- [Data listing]

---*---

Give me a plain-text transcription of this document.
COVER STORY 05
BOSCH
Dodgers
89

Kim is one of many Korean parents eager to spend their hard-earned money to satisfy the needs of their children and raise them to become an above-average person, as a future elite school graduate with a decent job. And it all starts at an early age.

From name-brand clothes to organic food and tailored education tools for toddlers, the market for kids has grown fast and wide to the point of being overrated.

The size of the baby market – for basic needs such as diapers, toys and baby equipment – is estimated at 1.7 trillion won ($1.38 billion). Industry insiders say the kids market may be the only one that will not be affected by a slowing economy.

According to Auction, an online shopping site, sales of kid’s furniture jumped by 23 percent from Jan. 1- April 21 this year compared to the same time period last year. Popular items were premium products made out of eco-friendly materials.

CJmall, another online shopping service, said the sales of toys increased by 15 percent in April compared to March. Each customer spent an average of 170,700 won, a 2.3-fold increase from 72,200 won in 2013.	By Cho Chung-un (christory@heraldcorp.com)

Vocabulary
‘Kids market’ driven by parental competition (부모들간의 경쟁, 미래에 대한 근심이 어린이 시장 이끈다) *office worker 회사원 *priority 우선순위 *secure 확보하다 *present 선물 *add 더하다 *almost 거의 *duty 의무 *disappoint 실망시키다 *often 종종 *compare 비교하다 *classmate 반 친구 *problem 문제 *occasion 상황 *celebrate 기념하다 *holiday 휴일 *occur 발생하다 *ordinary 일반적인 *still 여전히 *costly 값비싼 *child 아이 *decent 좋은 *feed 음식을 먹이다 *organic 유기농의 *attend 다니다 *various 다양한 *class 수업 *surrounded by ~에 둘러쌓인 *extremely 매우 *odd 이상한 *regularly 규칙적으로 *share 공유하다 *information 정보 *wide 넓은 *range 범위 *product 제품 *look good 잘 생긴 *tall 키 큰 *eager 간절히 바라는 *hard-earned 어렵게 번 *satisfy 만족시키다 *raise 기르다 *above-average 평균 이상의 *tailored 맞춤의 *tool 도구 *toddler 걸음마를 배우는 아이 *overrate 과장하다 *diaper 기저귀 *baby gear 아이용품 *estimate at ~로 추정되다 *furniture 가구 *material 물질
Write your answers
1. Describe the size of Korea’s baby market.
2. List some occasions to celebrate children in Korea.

---*---

Say how many lines above hold the word "this", giving only the count.

- [Task answer] 2